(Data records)
|---|
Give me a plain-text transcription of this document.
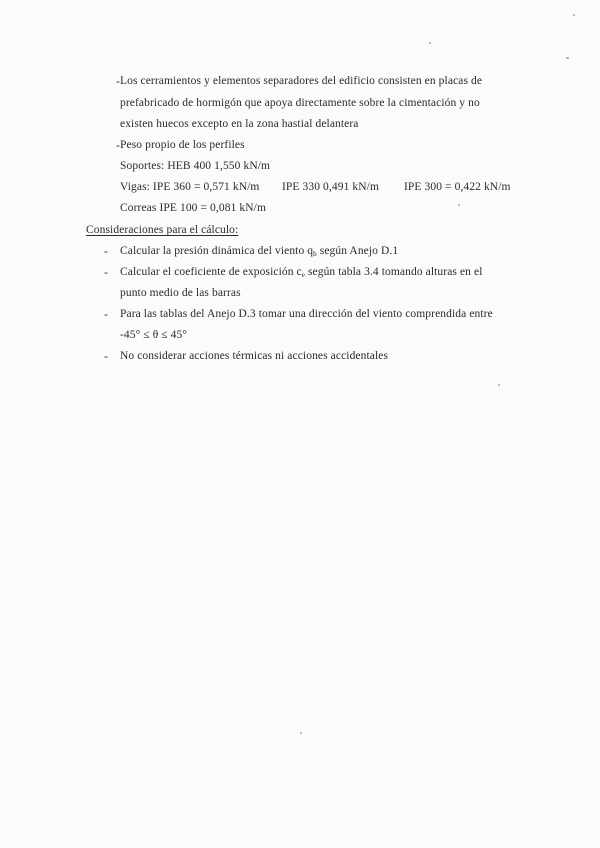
- Los cerramientos y elementos separadores del edificio consisten en placas de
prefabricado de hormigón que apoya directamente sobre la cimentación y no
existen huecos excepto en la zona hastial delantera
- Peso propio de los perfiles
Soportes: HEB 400 1,550 kN/m
Vigas: IPE 360 = 0,571 kN/m IPE 330 0,491 kN/m IPE 300 = 0,422 kN/m
Correas IPE 100 = 0,081 kN/m
Consideraciones para el cálculo:
-	Calcular la presión dinámica del viento $q_b$ según Anejo D.1
-	Calcular el coeficiente de exposición $c_e$ según tabla 3.4 tomando alturas en el
punto medio de las barras
-	Para las tablas del Anejo D.3 tomar una dirección del viento comprendida entre
-45° ≤ θ ≤ 45°
-	No considerar acciones térmicas ni acciones accidentales
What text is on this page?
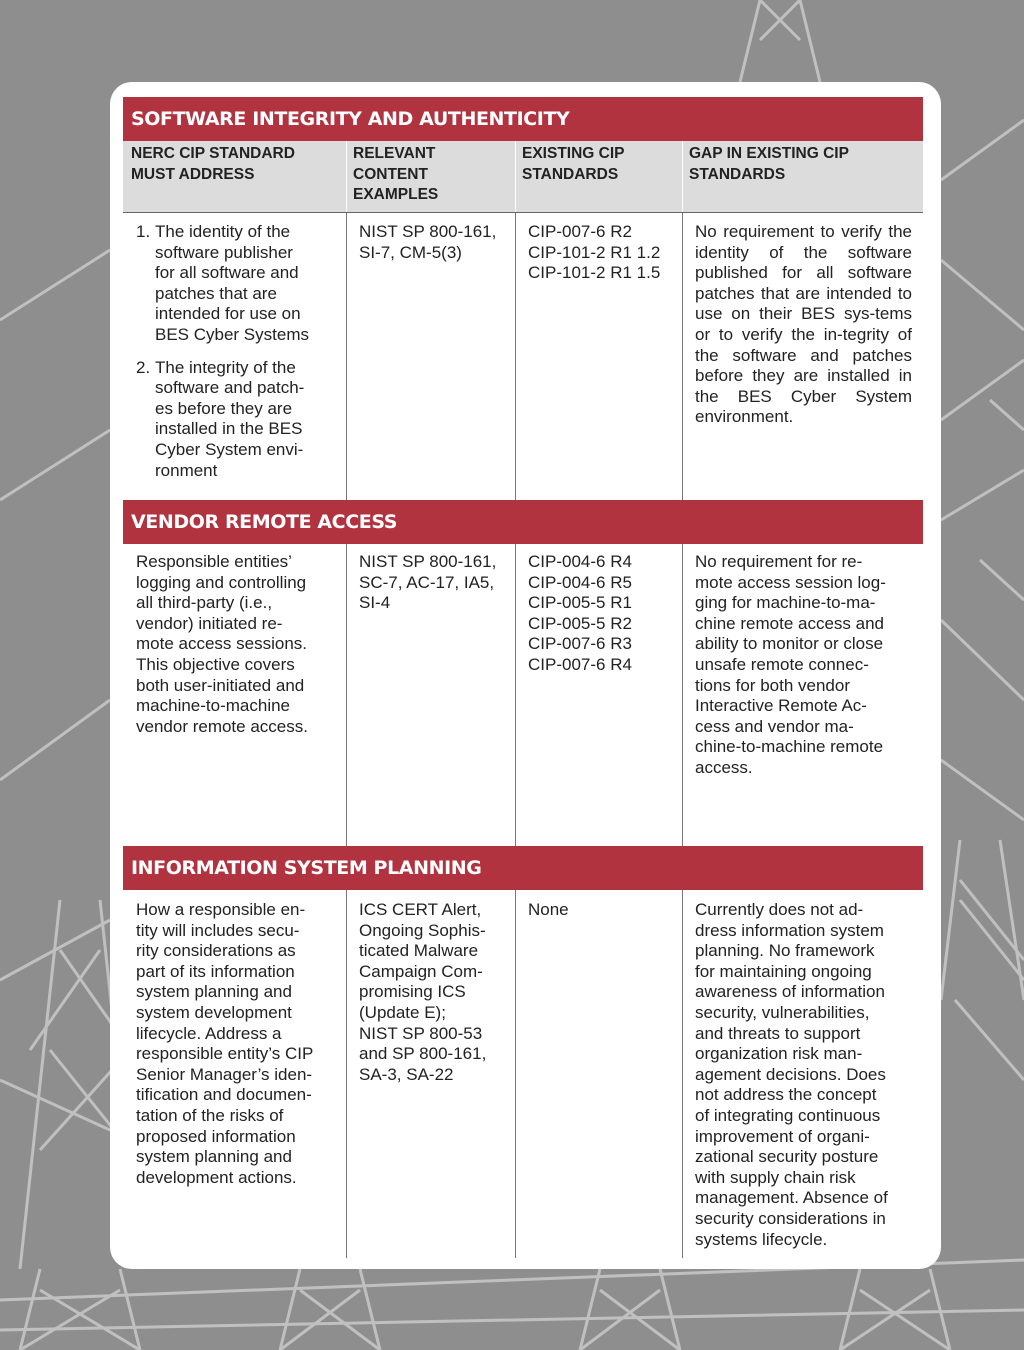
SOFTWARE INTEGRITY AND AUTHENTICITY
NERC CIP STANDARD
MUST ADDRESS
RELEVANT
CONTENT
EXAMPLES
EXISTING CIP
STANDARDS
GAP IN EXISTING CIP
STANDARDS
1. The identity of the
software publisher
for all software and
patches that are
intended for use on
BES Cyber Systems
2. The integrity of the
software and patch-
es before they are
installed in the BES
Cyber System envi-
ronment
NIST SP 800-161,
SI-7, CM-5(3)
CIP-007-6 R2
CIP-101-2 R1 1.2
CIP-101-2 R1 1.5
No requirement to verify the identity of the software published for all software patches that are intended to use on their BES sys-tems or to verify the in-tegrity of the software and patches before they are installed in the BES Cyber System environment.
VENDOR REMOTE ACCESS
Responsible entities’
logging and controlling
all third-party (i.e.,
vendor) initiated re-
mote access sessions.
This objective covers
both user-initiated and
machine-to-machine
vendor remote access.
NIST SP 800-161,
SC-7, AC-17, IA5,
SI-4
CIP-004-6 R4
CIP-004-6 R5
CIP-005-5 R1
CIP-005-5 R2
CIP-007-6 R3
CIP-007-6 R4
No requirement for re-
mote access session log-
ging for machine-to-ma-
chine remote access and
ability to monitor or close
unsafe remote connec-
tions for both vendor
Interactive Remote Ac-
cess and vendor ma-
chine-to-machine remote
access.
INFORMATION SYSTEM PLANNING
How a responsible en-
tity will includes secu-
rity considerations as
part of its information
system planning and
system development
lifecycle. Address a
responsible entity’s CIP
Senior Manager’s iden-
tification and documen-
tation of the risks of
proposed information
system planning and
development actions.
ICS CERT Alert,
Ongoing Sophis-
ticated Malware
Campaign Com-
promising ICS
(Update E);
NIST SP 800-53
and SP 800-161,
SA-3, SA-22
None	Currently does not ad-
dress information system
planning. No framework
for maintaining ongoing
awareness of information
security, vulnerabilities,
and threats to support
organization risk man-
agement decisions. Does
not address the concept
of integrating continuous
improvement of organi-
zational security posture
with supply chain risk
management. Absence of
security considerations in
systems lifecycle.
|---|
### EXERCISE DESCRIPTION:
All records must be output exactly as they are, except for the pictures, which are left out.

### RESULT:
Give me a plain-text transcription of this document.
- Los cerramientos y elementos separadores del edificio consisten en placas de
prefabricado de hormigón que apoya directamente sobre la cimentación y no
existen huecos excepto en la zona hastial delantera
- Peso propio de los perfiles
Soportes: HEB 400 1,550 kN/m
Vigas: IPE 360 = 0,571 kN/m IPE 330 0,491 kN/m IPE 300 = 0,422 kN/m
Correas IPE 100 = 0,081 kN/m
Consideraciones para el cálculo:
-	Calcular la presión dinámica del viento $q_b$ según Anejo D.1
-	Calcular el coeficiente de exposición $c_e$ según tabla 3.4 tomando alturas en el
punto medio de las barras
-	Para las tablas del Anejo D.3 tomar una dirección del viento comprendida entre
-45° ≤ θ ≤ 45°
-	No considerar acciones térmicas ni acciones accidentales
What text is on this page?
SOFTWARE INTEGRITY AND AUTHENTICITY
NERC CIP STANDARD
MUST ADDRESS
RELEVANT
CONTENT
EXAMPLES
EXISTING CIP
STANDARDS
GAP IN EXISTING CIP
STANDARDS
1. The identity of the
software publisher
for all software and
patches that are
intended for use on
BES Cyber Systems
2. The integrity of the
software and patch-
es before they are
installed in the BES
Cyber System envi-
ronment
NIST SP 800-161,
SI-7, CM-5(3)
CIP-007-6 R2
CIP-101-2 R1 1.2
CIP-101-2 R1 1.5
No requirement to verify the identity of the software published for all software patches that are intended to use on their BES sys-tems or to verify the in-tegrity of the software and patches before they are installed in the BES Cyber System environment.
VENDOR REMOTE ACCESS
Responsible entities’
logging and controlling
all third-party (i.e.,
vendor) initiated re-
mote access sessions.
This objective covers
both user-initiated and
machine-to-machine
vendor remote access.
NIST SP 800-161,
SC-7, AC-17, IA5,
SI-4
CIP-004-6 R4
CIP-004-6 R5
CIP-005-5 R1
CIP-005-5 R2
CIP-007-6 R3
CIP-007-6 R4
No requirement for re-
mote access session log-
ging for machine-to-ma-
chine remote access and
ability to monitor or close
unsafe remote connec-
tions for both vendor
Interactive Remote Ac-
cess and vendor ma-
chine-to-machine remote
access.
INFORMATION SYSTEM PLANNING
How a responsible en-
tity will includes secu-
rity considerations as
part of its information
system planning and
system development
lifecycle. Address a
responsible entity’s CIP
Senior Manager’s iden-
tification and documen-
tation of the risks of
proposed information
system planning and
development actions.
ICS CERT Alert,
Ongoing Sophis-
ticated Malware
Campaign Com-
promising ICS
(Update E);
NIST SP 800-53
and SP 800-161,
SA-3, SA-22
None	Currently does not ad-
dress information system
planning. No framework
for maintaining ongoing
awareness of information
security, vulnerabilities,
and threats to support
organization risk man-
agement decisions. Does
not address the concept
of integrating continuous
improvement of organi-
zational security posture
with supply chain risk
management. Absence of
security considerations in
systems lifecycle.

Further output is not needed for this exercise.